## What the exercise asks:
Say how many lines of the material below contain the word "WASHINGTON", with no other words.

## Recorded data:
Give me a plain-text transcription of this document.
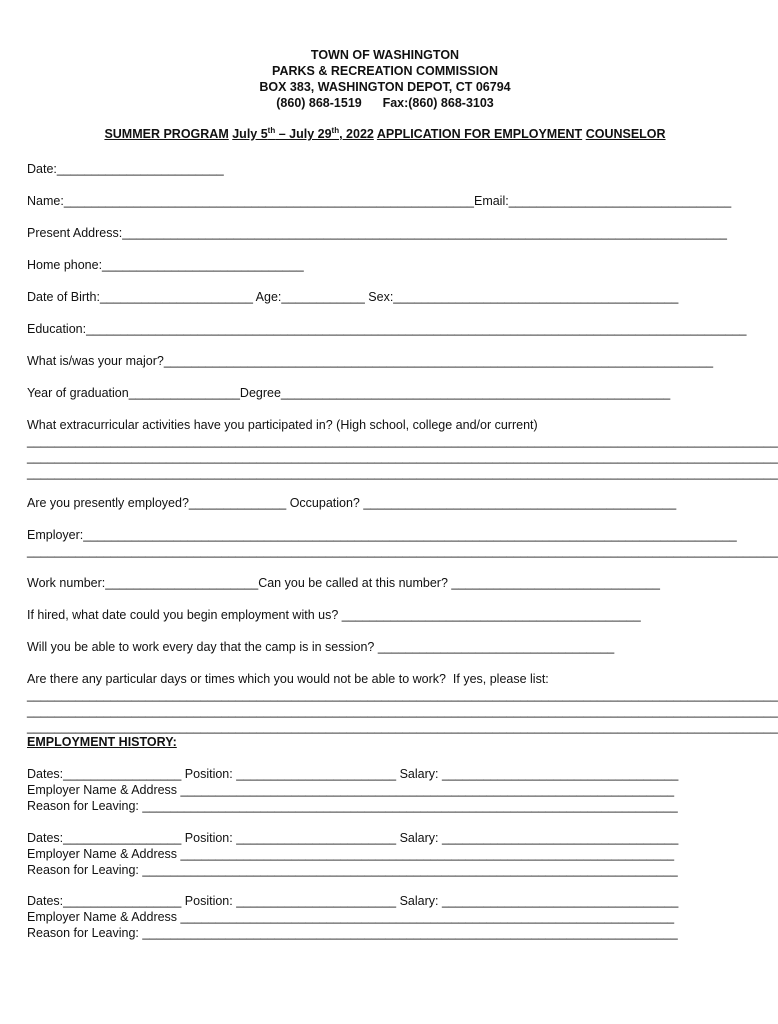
TOWN OF WASHINGTON
PARKS & RECREATION COMMISSION
BOX 383, WASHINGTON DEPOT, CT 06794
(860) 868-1519      Fax:(860) 868-3103
SUMMER PROGRAM July 5th – July 29th, 2022 APPLICATION FOR EMPLOYMENT COUNSELOR
Date:________________________
Name:___________________________________________________________Email:________________________________
Present Address:_______________________________________________________________________________________
Home phone:_____________________________
Date of Birth:______________________ Age:____________ Sex:_________________________________________
Education:_______________________________________________________________________________________________
What is/was your major?_______________________________________________________________________________
Year of graduation________________Degree________________________________________________________
What extracurricular activities have you participated in? (High school, college and/or current)
____________________________________________________________________________________________________________
____________________________________________________________________________________________________________
____________________________________________________________________________________________________________
Are you presently employed?______________ Occupation? _____________________________________________
Employer:______________________________________________________________________________________________
____________________________________________________________________________________________________________
Work number:______________________Can you be called at this number? ______________________________
If hired, what date could you begin employment with us? ___________________________________________
Will you be able to work every day that the camp is in session? __________________________________
Are there any particular days or times which you would not be able to work?  If yes, please list:
____________________________________________________________________________________________________________
____________________________________________________________________________________________________________
____________________________________________________________________________________________________________
EMPLOYMENT HISTORY:
Dates:_________________ Position: _______________________ Salary: __________________________________
Employer Name & Address _______________________________________________________________________
Reason for Leaving: _____________________________________________________________________________
Dates:_________________ Position: _______________________ Salary: __________________________________
Employer Name & Address _______________________________________________________________________
Reason for Leaving: _____________________________________________________________________________
Dates:_________________ Position: _______________________ Salary: __________________________________
Employer Name & Address _______________________________________________________________________
Reason for Leaving: _____________________________________________________________________________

## The reply:
2